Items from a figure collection
-.-.-

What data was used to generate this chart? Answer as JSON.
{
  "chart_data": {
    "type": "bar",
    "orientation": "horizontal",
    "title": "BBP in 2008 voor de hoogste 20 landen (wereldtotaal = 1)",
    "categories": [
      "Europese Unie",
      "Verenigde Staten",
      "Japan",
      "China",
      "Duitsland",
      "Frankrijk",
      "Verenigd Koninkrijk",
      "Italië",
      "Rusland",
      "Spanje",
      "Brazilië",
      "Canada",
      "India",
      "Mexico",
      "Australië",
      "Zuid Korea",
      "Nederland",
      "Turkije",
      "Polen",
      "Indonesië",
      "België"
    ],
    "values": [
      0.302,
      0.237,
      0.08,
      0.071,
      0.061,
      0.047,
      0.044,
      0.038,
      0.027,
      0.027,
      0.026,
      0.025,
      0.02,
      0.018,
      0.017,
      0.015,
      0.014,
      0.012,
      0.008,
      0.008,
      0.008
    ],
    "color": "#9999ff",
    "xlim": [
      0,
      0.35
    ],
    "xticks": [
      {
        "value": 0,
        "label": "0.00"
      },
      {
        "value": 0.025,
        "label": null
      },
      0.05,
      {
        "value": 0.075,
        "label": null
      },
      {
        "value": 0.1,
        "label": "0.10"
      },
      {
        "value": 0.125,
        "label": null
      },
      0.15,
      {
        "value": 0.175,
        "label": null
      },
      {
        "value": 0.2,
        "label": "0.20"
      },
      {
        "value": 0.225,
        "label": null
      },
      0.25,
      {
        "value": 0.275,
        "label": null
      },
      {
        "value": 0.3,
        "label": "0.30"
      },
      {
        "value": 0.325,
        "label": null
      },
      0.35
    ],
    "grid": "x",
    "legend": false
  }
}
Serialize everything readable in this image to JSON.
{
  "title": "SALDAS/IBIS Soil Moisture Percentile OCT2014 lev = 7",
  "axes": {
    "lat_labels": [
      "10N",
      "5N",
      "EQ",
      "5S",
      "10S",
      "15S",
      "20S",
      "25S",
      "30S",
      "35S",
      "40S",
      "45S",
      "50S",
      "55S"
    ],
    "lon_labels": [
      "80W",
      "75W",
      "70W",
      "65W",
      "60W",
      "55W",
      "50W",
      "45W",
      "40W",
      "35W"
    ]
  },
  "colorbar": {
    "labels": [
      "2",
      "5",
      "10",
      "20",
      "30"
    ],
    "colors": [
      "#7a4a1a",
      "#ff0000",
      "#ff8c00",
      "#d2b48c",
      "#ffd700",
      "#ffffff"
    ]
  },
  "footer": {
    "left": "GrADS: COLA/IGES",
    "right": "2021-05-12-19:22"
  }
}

-.-.-

> **Instruction**: Return the whole listing exactly, with every line included.

> **Task answer**:
What data was used to generate this chart? Answer as JSON.
{
  "chart_data": {
    "type": "bar",
    "orientation": "horizontal",
    "title": "BBP in 2008 voor de hoogste 20 landen (wereldtotaal = 1)",
    "categories": [
      "Europese Unie",
      "Verenigde Staten",
      "Japan",
      "China",
      "Duitsland",
      "Frankrijk",
      "Verenigd Koninkrijk",
      "Italië",
      "Rusland",
      "Spanje",
      "Brazilië",
      "Canada",
      "India",
      "Mexico",
      "Australië",
      "Zuid Korea",
      "Nederland",
      "Turkije",
      "Polen",
      "Indonesië",
      "België"
    ],
    "values": [
      0.302,
      0.237,
      0.08,
      0.071,
      0.061,
      0.047,
      0.044,
      0.038,
      0.027,
      0.027,
      0.026,
      0.025,
      0.02,
      0.018,
      0.017,
      0.015,
      0.014,
      0.012,
      0.008,
      0.008,
      0.008
    ],
    "color": "#9999ff",
    "xlim": [
      0,
      0.35
    ],
    "xticks": [
      {
        "value": 0,
        "label": "0.00"
      },
      {
        "value": 0.025,
        "label": null
      },
      0.05,
      {
        "value": 0.075,
        "label": null
      },
      {
        "value": 0.1,
        "label": "0.10"
      },
      {
        "value": 0.125,
        "label": null
      },
      0.15,
      {
        "value": 0.175,
        "label": null
      },
      {
        "value": 0.2,
        "label": "0.20"
      },
      {
        "value": 0.225,
        "label": null
      },
      0.25,
      {
        "value": 0.275,
        "label": null
      },
      {
        "value": 0.3,
        "label": "0.30"
      },
      {
        "value": 0.325,
        "label": null
      },
      0.35
    ],
    "grid": "x",
    "legend": false
  }
}
Serialize everything readable in this image to JSON.
{
  "title": "SALDAS/IBIS Soil Moisture Percentile OCT2014 lev = 7",
  "axes": {
    "lat_labels": [
      "10N",
      "5N",
      "EQ",
      "5S",
      "10S",
      "15S",
      "20S",
      "25S",
      "30S",
      "35S",
      "40S",
      "45S",
      "50S",
      "55S"
    ],
    "lon_labels": [
      "80W",
      "75W",
      "70W",
      "65W",
      "60W",
      "55W",
      "50W",
      "45W",
      "40W",
      "35W"
    ]
  },
  "colorbar": {
    "labels": [
      "2",
      "5",
      "10",
      "20",
      "30"
    ],
    "colors": [
      "#7a4a1a",
      "#ff0000",
      "#ff8c00",
      "#d2b48c",
      "#ffd700",
      "#ffffff"
    ]
  },
  "footer": {
    "left": "GrADS: COLA/IGES",
    "right": "2021-05-12-19:22"
  }
}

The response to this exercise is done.